# Goal of the exercise
Only the lines holding the string "JSON" are needed. Copy each one.

# Data for this task
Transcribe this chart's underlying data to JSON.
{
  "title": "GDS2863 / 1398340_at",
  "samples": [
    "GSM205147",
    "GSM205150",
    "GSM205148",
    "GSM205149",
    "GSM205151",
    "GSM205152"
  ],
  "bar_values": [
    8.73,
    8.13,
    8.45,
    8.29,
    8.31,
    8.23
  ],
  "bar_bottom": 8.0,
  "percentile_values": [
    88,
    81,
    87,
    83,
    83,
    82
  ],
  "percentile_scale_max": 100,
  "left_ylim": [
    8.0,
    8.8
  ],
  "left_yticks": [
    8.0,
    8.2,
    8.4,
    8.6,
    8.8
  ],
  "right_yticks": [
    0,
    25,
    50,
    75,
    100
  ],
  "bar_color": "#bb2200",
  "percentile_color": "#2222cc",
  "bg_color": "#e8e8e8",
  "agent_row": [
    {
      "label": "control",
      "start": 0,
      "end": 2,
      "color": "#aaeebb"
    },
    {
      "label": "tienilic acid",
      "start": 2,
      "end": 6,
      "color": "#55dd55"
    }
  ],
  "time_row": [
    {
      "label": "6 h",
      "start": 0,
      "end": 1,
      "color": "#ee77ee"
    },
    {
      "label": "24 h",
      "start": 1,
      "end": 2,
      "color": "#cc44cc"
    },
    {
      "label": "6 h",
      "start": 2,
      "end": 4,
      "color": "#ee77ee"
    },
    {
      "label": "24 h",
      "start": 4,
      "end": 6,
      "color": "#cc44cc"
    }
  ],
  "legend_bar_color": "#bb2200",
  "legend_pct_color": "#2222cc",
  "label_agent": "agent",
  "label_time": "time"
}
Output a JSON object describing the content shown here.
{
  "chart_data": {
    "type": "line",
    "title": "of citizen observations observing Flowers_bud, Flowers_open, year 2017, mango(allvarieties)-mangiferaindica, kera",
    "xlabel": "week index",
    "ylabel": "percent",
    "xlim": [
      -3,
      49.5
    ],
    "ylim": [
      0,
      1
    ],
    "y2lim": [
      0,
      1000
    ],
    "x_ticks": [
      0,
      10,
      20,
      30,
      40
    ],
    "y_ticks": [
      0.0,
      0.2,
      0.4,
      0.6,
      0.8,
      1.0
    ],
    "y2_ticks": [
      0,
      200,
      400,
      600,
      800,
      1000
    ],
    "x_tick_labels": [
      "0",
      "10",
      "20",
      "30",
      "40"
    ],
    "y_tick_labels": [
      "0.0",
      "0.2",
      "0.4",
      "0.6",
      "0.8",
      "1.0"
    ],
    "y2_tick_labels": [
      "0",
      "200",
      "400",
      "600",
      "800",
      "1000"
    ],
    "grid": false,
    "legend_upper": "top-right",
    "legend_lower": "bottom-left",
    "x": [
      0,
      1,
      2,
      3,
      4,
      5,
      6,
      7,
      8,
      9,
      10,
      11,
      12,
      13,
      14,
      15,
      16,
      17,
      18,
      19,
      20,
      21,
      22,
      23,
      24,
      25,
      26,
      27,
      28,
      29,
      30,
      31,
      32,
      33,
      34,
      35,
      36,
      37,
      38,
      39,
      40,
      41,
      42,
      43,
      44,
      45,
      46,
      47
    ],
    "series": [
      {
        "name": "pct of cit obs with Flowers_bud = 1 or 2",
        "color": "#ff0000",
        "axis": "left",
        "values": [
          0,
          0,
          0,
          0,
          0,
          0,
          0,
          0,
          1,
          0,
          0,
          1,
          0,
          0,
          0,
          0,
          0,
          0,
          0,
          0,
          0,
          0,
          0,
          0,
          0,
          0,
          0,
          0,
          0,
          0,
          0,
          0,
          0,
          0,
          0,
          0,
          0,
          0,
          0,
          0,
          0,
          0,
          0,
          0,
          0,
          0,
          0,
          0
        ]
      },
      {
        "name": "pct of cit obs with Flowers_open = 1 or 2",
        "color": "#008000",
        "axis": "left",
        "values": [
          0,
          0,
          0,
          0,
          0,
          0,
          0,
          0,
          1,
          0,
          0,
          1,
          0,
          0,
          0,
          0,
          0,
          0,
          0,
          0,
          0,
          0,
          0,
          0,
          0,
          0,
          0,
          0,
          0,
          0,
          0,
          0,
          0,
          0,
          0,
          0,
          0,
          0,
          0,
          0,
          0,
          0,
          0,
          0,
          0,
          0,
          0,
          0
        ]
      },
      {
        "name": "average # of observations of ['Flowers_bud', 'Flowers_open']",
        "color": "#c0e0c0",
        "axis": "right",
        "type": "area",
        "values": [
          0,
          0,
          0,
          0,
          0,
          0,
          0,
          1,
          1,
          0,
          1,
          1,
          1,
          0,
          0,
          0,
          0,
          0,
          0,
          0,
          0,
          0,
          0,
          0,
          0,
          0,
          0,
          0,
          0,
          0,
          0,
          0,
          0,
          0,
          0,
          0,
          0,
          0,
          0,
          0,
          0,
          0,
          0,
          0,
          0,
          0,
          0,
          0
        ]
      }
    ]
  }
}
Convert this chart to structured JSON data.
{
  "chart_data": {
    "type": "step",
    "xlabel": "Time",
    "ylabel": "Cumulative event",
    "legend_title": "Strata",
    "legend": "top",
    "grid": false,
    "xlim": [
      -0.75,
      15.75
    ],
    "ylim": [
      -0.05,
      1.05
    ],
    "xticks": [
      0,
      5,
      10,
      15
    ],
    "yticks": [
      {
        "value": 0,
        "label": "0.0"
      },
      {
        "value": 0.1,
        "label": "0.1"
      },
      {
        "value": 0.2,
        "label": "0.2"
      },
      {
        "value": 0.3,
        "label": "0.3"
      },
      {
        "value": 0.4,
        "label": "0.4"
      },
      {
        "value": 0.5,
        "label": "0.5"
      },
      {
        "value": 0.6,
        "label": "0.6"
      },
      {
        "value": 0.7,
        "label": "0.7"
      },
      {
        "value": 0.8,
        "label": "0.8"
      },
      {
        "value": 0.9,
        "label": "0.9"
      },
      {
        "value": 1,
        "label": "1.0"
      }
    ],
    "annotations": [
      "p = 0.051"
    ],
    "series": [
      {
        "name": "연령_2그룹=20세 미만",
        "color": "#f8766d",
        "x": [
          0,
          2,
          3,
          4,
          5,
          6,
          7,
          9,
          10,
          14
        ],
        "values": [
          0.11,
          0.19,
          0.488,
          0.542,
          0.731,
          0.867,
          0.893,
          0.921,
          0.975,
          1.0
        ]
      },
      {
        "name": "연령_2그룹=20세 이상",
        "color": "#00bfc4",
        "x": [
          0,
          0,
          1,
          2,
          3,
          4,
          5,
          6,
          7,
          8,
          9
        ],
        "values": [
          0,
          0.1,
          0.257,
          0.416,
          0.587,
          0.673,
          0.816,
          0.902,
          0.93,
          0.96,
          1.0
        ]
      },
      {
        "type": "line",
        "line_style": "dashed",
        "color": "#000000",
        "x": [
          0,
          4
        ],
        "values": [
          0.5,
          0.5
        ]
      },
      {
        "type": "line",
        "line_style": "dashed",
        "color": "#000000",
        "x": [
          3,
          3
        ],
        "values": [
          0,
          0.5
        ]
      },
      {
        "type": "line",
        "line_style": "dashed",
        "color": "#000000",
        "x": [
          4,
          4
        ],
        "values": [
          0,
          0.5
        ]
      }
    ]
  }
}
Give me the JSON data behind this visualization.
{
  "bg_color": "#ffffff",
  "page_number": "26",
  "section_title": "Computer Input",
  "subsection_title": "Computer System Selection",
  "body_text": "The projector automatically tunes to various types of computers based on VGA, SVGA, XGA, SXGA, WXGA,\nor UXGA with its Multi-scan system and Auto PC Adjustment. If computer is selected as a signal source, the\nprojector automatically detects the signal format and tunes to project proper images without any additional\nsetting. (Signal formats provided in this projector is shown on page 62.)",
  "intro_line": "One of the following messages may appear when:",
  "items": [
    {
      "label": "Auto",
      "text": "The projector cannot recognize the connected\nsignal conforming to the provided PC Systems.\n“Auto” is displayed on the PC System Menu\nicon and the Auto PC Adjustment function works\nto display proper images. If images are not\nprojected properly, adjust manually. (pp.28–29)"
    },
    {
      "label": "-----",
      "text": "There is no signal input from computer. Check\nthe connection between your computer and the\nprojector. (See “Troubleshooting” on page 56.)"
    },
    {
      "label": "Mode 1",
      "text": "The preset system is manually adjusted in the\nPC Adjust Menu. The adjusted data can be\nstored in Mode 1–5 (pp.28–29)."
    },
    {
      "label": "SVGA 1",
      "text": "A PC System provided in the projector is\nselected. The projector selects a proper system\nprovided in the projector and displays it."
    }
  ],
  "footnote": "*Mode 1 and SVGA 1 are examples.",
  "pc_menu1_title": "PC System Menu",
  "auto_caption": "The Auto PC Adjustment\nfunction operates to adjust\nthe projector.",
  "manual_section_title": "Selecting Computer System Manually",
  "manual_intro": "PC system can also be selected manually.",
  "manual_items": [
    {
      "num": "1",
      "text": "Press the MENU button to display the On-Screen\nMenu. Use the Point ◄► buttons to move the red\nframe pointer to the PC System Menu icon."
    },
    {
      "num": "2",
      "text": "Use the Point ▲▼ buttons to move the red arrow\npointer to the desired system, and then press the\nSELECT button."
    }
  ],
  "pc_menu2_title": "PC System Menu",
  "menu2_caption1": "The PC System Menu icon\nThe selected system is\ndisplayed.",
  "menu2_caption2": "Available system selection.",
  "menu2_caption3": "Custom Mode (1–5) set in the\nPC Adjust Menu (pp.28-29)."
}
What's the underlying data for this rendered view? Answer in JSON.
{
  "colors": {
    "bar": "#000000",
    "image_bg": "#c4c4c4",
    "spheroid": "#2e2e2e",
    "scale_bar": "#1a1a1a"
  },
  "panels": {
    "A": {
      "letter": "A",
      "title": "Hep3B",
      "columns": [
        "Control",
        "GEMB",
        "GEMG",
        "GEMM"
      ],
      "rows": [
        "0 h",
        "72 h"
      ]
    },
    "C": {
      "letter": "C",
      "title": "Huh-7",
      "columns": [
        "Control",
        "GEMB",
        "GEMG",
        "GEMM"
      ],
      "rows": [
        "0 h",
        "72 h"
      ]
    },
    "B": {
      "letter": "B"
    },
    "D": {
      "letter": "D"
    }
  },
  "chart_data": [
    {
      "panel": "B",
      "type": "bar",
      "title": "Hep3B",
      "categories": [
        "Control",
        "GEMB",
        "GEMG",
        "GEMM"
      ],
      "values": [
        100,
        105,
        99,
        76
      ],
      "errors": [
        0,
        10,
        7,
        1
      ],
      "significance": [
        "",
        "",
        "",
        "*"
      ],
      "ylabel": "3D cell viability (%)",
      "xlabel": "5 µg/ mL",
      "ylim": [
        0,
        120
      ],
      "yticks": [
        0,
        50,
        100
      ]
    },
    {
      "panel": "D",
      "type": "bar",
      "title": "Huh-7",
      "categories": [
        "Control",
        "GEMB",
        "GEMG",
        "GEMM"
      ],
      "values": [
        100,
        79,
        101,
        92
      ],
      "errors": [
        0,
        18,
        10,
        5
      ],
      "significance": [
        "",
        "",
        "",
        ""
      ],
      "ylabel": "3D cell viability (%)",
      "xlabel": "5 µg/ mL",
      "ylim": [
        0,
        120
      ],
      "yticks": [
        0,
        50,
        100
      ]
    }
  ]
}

# Exercise answer
Transcribe this chart's underlying data to JSON.
Output a JSON object describing the content shown here.
Convert this chart to structured JSON data.
Give me the JSON data behind this visualization.
What's the underlying data for this rendered view? Answer in JSON.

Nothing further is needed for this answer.